## Exercise details
Reproduce the following lines verbatim.

* BEGIN Supplied data *

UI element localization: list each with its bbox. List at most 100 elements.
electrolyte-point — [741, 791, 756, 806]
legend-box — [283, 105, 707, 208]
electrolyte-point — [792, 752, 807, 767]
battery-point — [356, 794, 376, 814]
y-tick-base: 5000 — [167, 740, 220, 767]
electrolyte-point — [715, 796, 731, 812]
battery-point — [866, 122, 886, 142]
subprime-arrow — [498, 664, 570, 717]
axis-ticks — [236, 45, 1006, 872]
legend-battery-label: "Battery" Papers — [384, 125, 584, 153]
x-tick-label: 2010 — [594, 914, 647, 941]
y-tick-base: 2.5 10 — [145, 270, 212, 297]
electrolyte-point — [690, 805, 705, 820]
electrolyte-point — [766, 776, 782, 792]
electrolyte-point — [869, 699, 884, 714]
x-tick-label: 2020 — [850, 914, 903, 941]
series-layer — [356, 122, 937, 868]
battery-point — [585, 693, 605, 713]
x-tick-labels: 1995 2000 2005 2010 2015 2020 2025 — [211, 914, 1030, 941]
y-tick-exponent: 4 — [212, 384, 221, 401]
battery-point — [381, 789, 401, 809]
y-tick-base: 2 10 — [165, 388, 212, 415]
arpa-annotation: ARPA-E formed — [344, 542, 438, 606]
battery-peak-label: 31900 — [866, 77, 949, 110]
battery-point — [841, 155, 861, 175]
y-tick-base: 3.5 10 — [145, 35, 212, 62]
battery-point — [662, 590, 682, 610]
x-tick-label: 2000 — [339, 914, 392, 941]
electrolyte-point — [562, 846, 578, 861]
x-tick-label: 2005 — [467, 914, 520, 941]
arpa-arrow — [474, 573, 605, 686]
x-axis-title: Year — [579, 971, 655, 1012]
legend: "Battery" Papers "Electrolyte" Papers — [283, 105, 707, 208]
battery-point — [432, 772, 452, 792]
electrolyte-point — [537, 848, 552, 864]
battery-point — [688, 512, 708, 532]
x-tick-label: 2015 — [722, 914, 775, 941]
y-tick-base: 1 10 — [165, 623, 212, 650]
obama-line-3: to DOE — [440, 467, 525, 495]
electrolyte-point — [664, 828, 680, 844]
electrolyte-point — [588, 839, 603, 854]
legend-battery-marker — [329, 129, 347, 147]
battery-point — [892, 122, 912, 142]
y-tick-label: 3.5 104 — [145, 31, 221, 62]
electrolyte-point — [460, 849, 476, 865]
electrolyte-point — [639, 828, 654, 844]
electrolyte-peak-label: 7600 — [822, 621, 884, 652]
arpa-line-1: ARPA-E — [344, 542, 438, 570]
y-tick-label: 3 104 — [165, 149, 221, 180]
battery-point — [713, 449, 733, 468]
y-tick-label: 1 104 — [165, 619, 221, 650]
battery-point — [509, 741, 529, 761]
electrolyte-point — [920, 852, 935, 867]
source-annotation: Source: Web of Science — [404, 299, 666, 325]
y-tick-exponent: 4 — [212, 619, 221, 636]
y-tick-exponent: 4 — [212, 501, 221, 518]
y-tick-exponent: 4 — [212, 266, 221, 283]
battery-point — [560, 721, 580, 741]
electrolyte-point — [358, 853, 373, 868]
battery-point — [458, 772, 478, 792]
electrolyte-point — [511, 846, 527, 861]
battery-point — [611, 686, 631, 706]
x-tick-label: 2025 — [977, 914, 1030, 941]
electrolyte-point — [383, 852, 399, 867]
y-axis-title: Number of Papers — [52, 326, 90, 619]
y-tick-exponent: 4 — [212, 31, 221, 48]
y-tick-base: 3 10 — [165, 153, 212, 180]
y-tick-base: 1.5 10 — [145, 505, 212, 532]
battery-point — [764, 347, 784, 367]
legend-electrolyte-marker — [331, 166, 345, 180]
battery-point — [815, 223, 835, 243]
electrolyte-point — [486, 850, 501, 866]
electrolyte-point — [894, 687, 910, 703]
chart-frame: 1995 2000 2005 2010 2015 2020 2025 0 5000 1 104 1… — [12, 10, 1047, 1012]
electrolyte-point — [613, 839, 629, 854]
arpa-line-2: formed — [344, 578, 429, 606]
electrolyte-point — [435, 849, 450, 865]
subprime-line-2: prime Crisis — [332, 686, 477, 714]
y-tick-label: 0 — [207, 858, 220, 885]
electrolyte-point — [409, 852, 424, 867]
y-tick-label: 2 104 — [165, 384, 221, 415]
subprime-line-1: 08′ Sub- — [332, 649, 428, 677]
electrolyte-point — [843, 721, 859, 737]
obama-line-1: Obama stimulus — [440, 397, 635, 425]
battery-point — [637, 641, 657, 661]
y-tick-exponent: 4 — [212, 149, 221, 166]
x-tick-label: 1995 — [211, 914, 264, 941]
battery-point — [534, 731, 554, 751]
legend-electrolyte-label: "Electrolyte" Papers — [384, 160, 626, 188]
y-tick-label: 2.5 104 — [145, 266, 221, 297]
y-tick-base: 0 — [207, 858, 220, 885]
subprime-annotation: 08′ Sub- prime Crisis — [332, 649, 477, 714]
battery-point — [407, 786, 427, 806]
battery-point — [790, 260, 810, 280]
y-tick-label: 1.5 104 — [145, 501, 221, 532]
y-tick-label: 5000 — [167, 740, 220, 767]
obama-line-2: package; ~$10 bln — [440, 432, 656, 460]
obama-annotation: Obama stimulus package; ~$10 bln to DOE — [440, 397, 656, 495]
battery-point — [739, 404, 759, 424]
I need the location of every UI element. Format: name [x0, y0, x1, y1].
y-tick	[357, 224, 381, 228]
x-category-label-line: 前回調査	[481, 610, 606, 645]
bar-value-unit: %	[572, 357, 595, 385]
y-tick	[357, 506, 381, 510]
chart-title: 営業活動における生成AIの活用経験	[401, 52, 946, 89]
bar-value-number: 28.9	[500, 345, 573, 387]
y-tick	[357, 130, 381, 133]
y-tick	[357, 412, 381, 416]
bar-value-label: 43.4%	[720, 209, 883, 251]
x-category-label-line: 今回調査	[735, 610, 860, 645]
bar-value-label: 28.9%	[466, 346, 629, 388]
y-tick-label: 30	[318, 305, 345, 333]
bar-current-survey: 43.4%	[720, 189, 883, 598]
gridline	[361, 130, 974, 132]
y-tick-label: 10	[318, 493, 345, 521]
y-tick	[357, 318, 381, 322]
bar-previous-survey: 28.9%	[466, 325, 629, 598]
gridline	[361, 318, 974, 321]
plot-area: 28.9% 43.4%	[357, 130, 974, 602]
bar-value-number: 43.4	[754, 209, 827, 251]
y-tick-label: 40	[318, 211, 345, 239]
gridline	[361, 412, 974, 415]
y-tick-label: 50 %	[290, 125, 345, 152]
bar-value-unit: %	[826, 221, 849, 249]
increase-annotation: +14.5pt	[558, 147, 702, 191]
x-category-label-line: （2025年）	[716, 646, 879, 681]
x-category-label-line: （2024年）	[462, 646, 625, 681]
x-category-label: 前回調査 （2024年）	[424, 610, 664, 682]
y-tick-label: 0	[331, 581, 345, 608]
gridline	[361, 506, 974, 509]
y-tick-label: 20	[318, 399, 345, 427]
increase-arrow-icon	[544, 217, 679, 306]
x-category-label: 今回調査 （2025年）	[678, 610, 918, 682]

* END Supplied data *

## Task solution
UI element localization: list each with its bbox. List at most 100 elements.
electrolyte-point — [741, 791, 756, 806]
legend-box — [283, 105, 707, 208]
electrolyte-point — [792, 752, 807, 767]
battery-point — [356, 794, 376, 814]
y-tick-base: 5000 — [167, 740, 220, 767]
electrolyte-point — [715, 796, 731, 812]
battery-point — [866, 122, 886, 142]
subprime-arrow — [498, 664, 570, 717]
axis-ticks — [236, 45, 1006, 872]
legend-battery-label: "Battery" Papers — [384, 125, 584, 153]
x-tick-label: 2010 — [594, 914, 647, 941]
y-tick-base: 2.5 10 — [145, 270, 212, 297]
electrolyte-point — [690, 805, 705, 820]
electrolyte-point — [766, 776, 782, 792]
electrolyte-point — [869, 699, 884, 714]
x-tick-label: 2020 — [850, 914, 903, 941]
series-layer — [356, 122, 937, 868]
battery-point — [585, 693, 605, 713]
x-tick-labels: 1995 2000 2005 2010 2015 2020 2025 — [211, 914, 1030, 941]
y-tick-exponent: 4 — [212, 384, 221, 401]
battery-point — [381, 789, 401, 809]
y-tick-base: 2 10 — [165, 388, 212, 415]
arpa-annotation: ARPA-E formed — [344, 542, 438, 606]
battery-peak-label: 31900 — [866, 77, 949, 110]
battery-point — [841, 155, 861, 175]
y-tick-base: 3.5 10 — [145, 35, 212, 62]
battery-point — [662, 590, 682, 610]
x-tick-label: 2000 — [339, 914, 392, 941]
electrolyte-point — [562, 846, 578, 861]
x-tick-label: 2005 — [467, 914, 520, 941]
arpa-arrow — [474, 573, 605, 686]
x-axis-title: Year — [579, 971, 655, 1012]
legend: "Battery" Papers "Electrolyte" Papers — [283, 105, 707, 208]
battery-point — [432, 772, 452, 792]
electrolyte-point — [537, 848, 552, 864]
battery-point — [688, 512, 708, 532]
x-tick-label: 2015 — [722, 914, 775, 941]
y-tick-base: 1 10 — [165, 623, 212, 650]
obama-line-3: to DOE — [440, 467, 525, 495]
electrolyte-point — [664, 828, 680, 844]
electrolyte-point — [588, 839, 603, 854]
legend-battery-marker — [329, 129, 347, 147]
battery-point — [892, 122, 912, 142]
y-tick-label: 3.5 104 — [145, 31, 221, 62]
electrolyte-point — [460, 849, 476, 865]
electrolyte-point — [639, 828, 654, 844]
electrolyte-peak-label: 7600 — [822, 621, 884, 652]
arpa-line-1: ARPA-E — [344, 542, 438, 570]
y-tick-label: 3 104 — [165, 149, 221, 180]
battery-point — [713, 449, 733, 468]
y-tick-label: 1 104 — [165, 619, 221, 650]
battery-point — [509, 741, 529, 761]
electrolyte-point — [920, 852, 935, 867]
source-annotation: Source: Web of Science — [404, 299, 666, 325]
y-tick-exponent: 4 — [212, 619, 221, 636]
y-tick-exponent: 4 — [212, 501, 221, 518]
y-tick-exponent: 4 — [212, 266, 221, 283]
battery-point — [560, 721, 580, 741]
electrolyte-point — [358, 853, 373, 868]
battery-point — [458, 772, 478, 792]
electrolyte-point — [511, 846, 527, 861]
battery-point — [611, 686, 631, 706]
x-tick-label: 2025 — [977, 914, 1030, 941]
electrolyte-point — [383, 852, 399, 867]
y-axis-title: Number of Papers — [52, 326, 90, 619]
y-tick-exponent: 4 — [212, 31, 221, 48]
y-tick-base: 3 10 — [165, 153, 212, 180]
y-tick-base: 1.5 10 — [145, 505, 212, 532]
battery-point — [764, 347, 784, 367]
legend-electrolyte-marker — [331, 166, 345, 180]
battery-point — [815, 223, 835, 243]
electrolyte-point — [486, 850, 501, 866]
electrolyte-point — [894, 687, 910, 703]
chart-frame: 1995 2000 2005 2010 2015 2020 2025 0 5000 1 104 1… — [12, 10, 1047, 1012]
electrolyte-point — [613, 839, 629, 854]
arpa-line-2: formed — [344, 578, 429, 606]
electrolyte-point — [435, 849, 450, 865]
subprime-line-2: prime Crisis — [332, 686, 477, 714]
y-tick-label: 0 — [207, 858, 220, 885]
electrolyte-point — [409, 852, 424, 867]
y-tick-label: 2 104 — [165, 384, 221, 415]
subprime-line-1: 08′ Sub- — [332, 649, 428, 677]
electrolyte-point — [843, 721, 859, 737]
obama-line-1: Obama stimulus — [440, 397, 635, 425]
battery-point — [637, 641, 657, 661]
y-tick-exponent: 4 — [212, 149, 221, 166]
x-tick-label: 1995 — [211, 914, 264, 941]
battery-point — [534, 731, 554, 751]
legend-electrolyte-label: "Electrolyte" Papers — [384, 160, 626, 188]
y-tick-label: 2.5 104 — [145, 266, 221, 297]
y-tick-base: 0 — [207, 858, 220, 885]
subprime-annotation: 08′ Sub- prime Crisis — [332, 649, 477, 714]
battery-point — [407, 786, 427, 806]
battery-point — [790, 260, 810, 280]
y-tick-label: 1.5 104 — [145, 501, 221, 532]
y-tick-label: 5000 — [167, 740, 220, 767]
obama-line-2: package; ~$10 bln — [440, 432, 656, 460]
obama-annotation: Obama stimulus package; ~$10 bln to DOE — [440, 397, 656, 495]
battery-point — [739, 404, 759, 424]
I need the location of every UI element. Format: name [x0, y0, x1, y1].
y-tick	[357, 224, 381, 228]
x-category-label-line: 前回調査	[481, 610, 606, 645]
bar-value-unit: %	[572, 357, 595, 385]
y-tick	[357, 506, 381, 510]
chart-title: 営業活動における生成AIの活用経験	[401, 52, 946, 89]
bar-value-number: 28.9	[500, 345, 573, 387]
y-tick	[357, 130, 381, 133]
y-tick	[357, 412, 381, 416]
bar-value-label: 43.4%	[720, 209, 883, 251]
x-category-label-line: 今回調査	[735, 610, 860, 645]
bar-value-label: 28.9%	[466, 346, 629, 388]
y-tick-label: 30	[318, 305, 345, 333]
bar-current-survey: 43.4%	[720, 189, 883, 598]
gridline	[361, 130, 974, 132]
y-tick-label: 10	[318, 493, 345, 521]
y-tick	[357, 318, 381, 322]
bar-previous-survey: 28.9%	[466, 325, 629, 598]
gridline	[361, 318, 974, 321]
plot-area: 28.9% 43.4%	[357, 130, 974, 602]
bar-value-number: 43.4	[754, 209, 827, 251]
y-tick-label: 40	[318, 211, 345, 239]
gridline	[361, 412, 974, 415]
y-tick-label: 50 %	[290, 125, 345, 152]
bar-value-unit: %	[826, 221, 849, 249]
increase-annotation: +14.5pt	[558, 147, 702, 191]
x-category-label-line: （2025年）	[716, 646, 879, 681]
x-category-label-line: （2024年）	[462, 646, 625, 681]
x-category-label: 前回調査 （2024年）	[424, 610, 664, 682]
y-tick-label: 0	[331, 581, 345, 608]
gridline	[361, 506, 974, 509]
y-tick-label: 20	[318, 399, 345, 427]
increase-arrow-icon	[544, 217, 679, 306]
x-category-label: 今回調査 （2025年）	[678, 610, 918, 682]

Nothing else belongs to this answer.